— begin —

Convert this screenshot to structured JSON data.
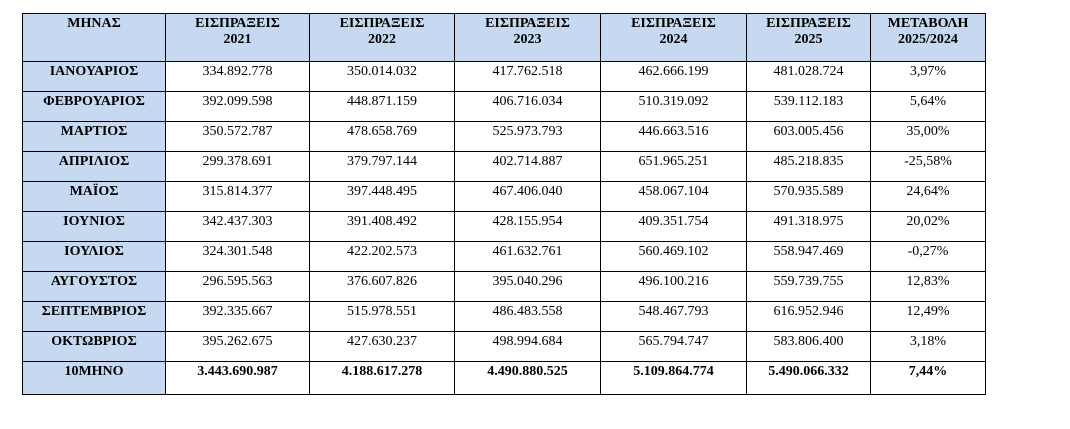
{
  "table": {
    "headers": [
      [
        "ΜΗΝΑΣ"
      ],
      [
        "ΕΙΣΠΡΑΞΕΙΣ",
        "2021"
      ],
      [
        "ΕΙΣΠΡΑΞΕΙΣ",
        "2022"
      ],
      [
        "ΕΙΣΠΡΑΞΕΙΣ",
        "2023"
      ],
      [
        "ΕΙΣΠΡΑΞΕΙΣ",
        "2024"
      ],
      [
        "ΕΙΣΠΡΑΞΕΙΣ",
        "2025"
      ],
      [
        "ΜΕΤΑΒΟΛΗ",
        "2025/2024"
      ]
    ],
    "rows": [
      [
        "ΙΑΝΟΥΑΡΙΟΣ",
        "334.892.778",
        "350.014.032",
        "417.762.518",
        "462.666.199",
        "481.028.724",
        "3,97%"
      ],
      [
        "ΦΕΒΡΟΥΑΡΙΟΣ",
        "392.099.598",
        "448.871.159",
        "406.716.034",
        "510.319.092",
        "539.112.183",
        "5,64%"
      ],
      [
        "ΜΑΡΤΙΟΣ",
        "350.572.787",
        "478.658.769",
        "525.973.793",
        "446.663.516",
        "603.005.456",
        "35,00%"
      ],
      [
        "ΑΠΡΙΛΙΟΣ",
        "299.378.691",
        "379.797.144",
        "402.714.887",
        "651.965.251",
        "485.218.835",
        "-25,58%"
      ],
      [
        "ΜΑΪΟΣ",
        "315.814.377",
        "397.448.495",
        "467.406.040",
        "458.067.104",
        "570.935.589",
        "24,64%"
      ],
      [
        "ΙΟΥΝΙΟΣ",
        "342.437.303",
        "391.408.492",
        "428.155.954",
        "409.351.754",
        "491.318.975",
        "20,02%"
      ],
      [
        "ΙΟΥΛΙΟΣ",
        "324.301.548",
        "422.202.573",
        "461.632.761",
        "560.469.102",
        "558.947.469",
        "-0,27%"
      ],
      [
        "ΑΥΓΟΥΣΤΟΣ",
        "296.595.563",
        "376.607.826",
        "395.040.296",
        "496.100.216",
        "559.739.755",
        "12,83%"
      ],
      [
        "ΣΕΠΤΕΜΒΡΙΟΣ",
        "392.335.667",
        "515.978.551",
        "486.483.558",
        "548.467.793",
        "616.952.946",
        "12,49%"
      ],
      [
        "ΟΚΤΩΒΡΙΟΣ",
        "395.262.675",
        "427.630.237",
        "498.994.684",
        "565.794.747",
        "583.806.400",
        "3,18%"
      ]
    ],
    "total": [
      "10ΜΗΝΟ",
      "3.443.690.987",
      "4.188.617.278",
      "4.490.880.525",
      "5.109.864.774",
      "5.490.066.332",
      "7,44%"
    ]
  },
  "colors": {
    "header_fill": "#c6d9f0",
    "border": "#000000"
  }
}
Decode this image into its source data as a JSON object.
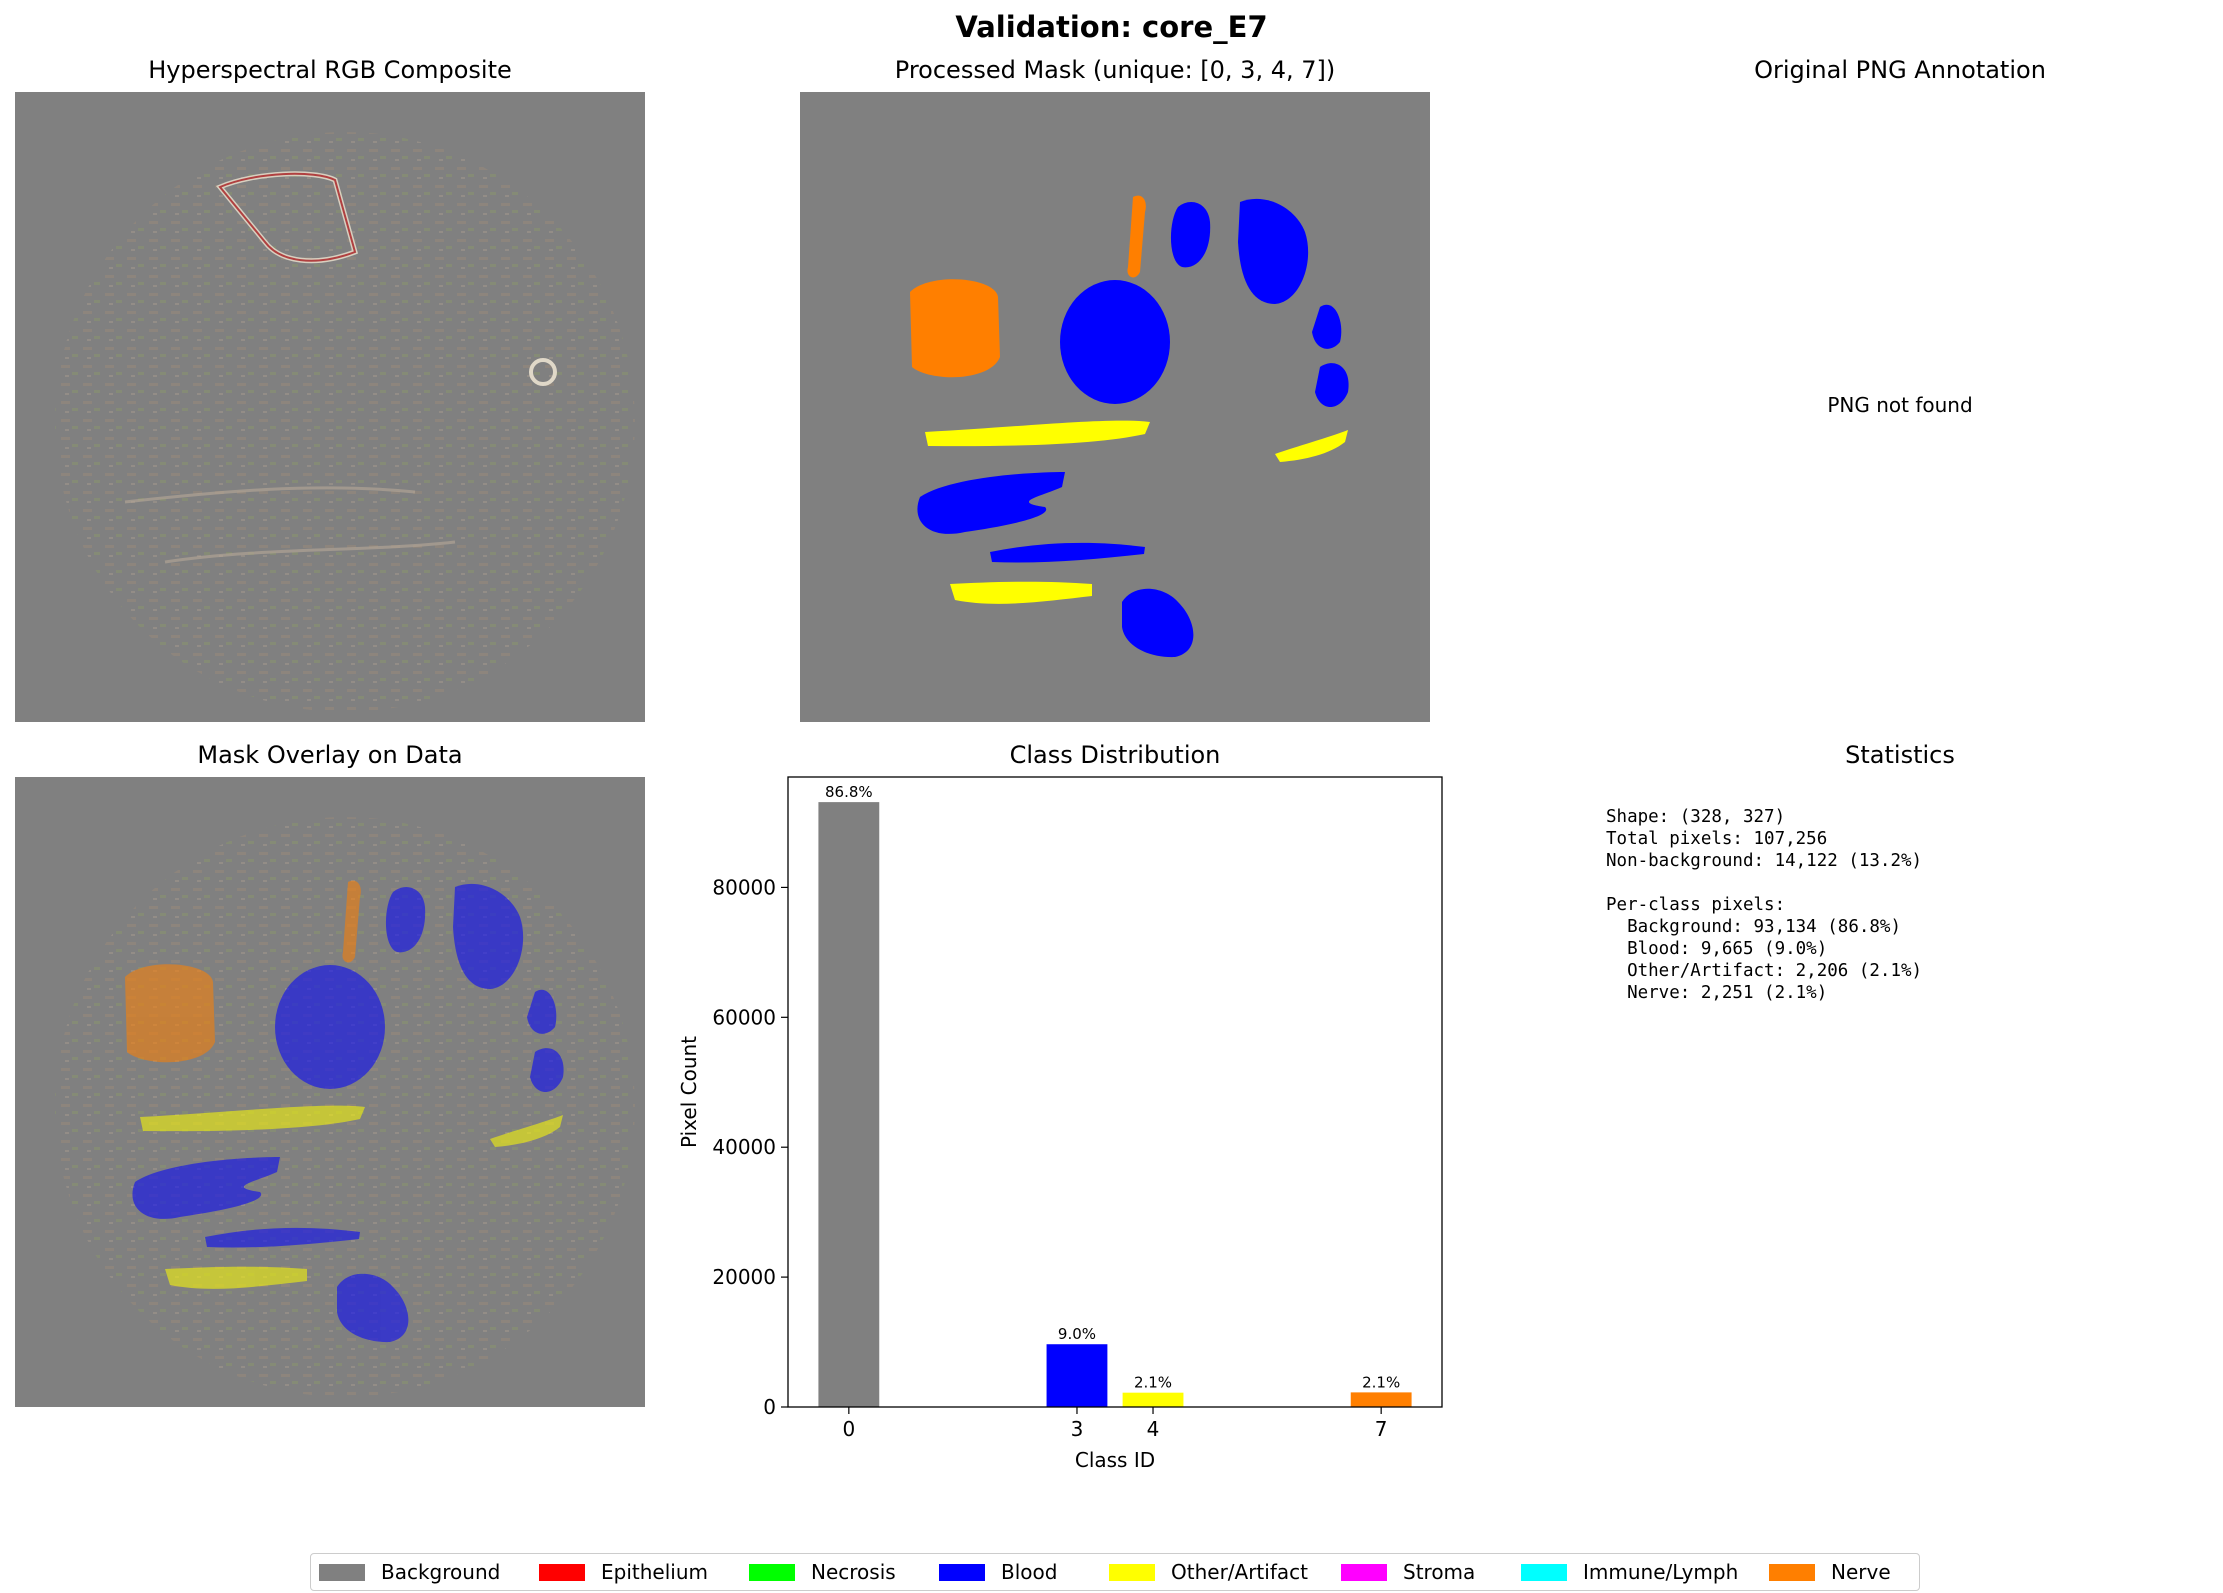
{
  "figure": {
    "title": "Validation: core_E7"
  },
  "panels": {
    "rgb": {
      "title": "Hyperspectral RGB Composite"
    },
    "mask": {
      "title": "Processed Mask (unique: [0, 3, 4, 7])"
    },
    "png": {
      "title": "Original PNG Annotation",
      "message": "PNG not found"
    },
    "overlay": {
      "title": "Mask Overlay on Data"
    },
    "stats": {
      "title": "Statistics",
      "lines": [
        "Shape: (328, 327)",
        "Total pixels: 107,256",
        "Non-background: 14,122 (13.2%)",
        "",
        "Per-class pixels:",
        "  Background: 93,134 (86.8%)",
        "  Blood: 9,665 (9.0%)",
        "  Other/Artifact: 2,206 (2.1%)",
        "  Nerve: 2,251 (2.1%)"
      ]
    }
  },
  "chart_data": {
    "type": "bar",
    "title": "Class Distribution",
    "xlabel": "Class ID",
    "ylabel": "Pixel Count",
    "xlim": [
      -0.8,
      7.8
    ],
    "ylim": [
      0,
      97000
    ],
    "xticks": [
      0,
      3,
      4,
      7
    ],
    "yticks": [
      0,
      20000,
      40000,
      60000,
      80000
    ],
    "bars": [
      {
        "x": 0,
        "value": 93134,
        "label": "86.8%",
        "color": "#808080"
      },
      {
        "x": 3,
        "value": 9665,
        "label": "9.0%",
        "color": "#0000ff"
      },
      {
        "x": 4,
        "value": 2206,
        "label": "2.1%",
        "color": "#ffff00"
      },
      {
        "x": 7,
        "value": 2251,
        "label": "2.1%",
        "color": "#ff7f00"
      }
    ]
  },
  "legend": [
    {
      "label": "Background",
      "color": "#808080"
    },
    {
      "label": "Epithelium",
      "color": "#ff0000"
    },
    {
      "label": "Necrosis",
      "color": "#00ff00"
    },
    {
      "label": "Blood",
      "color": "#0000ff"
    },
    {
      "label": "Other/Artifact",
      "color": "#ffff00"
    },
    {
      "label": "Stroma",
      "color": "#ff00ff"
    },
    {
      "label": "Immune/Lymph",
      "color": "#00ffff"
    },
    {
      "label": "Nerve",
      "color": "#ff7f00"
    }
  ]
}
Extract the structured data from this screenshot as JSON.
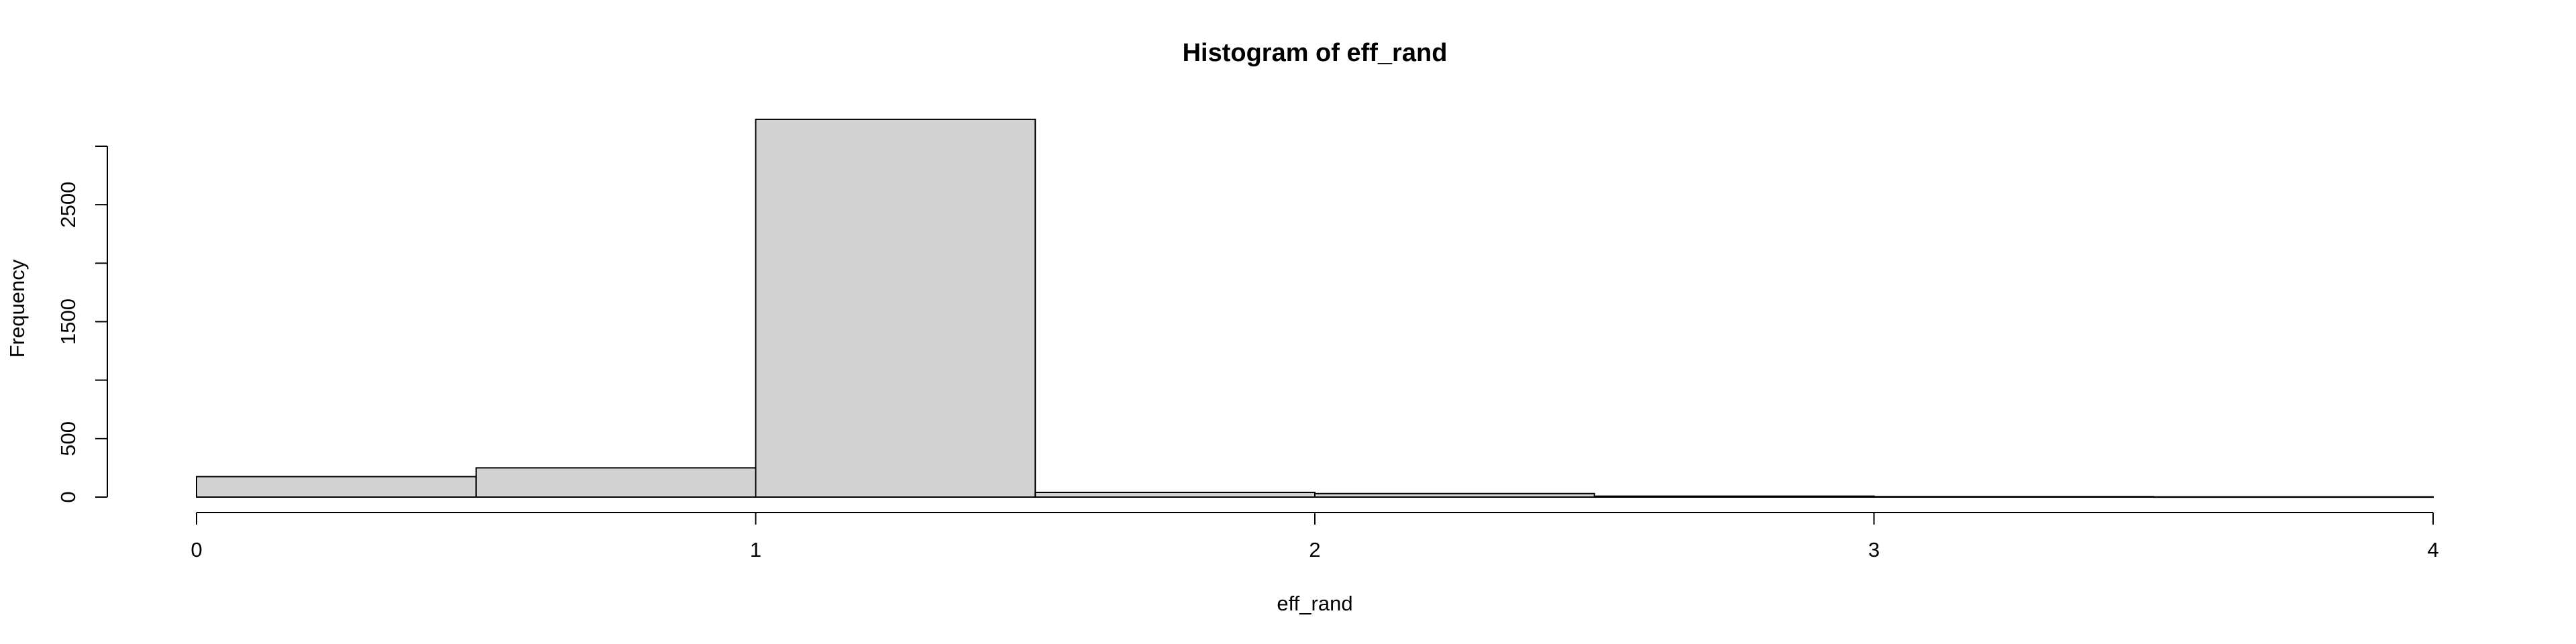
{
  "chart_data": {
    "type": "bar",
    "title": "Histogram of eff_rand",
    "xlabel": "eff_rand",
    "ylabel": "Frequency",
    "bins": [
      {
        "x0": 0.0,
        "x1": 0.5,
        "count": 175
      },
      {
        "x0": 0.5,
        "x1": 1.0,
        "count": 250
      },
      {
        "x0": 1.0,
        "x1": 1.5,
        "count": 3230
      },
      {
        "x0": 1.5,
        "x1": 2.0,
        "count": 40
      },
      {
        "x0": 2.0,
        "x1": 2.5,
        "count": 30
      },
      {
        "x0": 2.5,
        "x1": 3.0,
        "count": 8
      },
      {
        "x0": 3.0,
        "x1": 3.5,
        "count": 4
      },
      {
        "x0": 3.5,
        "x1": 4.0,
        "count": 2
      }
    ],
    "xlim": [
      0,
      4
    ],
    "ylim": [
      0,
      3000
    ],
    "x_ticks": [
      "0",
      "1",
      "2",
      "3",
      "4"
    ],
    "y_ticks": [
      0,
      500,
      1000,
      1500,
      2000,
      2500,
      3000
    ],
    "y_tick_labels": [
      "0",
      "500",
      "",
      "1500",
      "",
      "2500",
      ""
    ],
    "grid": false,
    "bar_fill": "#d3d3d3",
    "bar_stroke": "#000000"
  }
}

— end —

SET PROBLEM:
Gather each line of the listing containing the word "Other" and show it.

THE REPLY:
        "  Other/Artifact: 2,206 (2.1%)",
      "label": "Other/Artifact",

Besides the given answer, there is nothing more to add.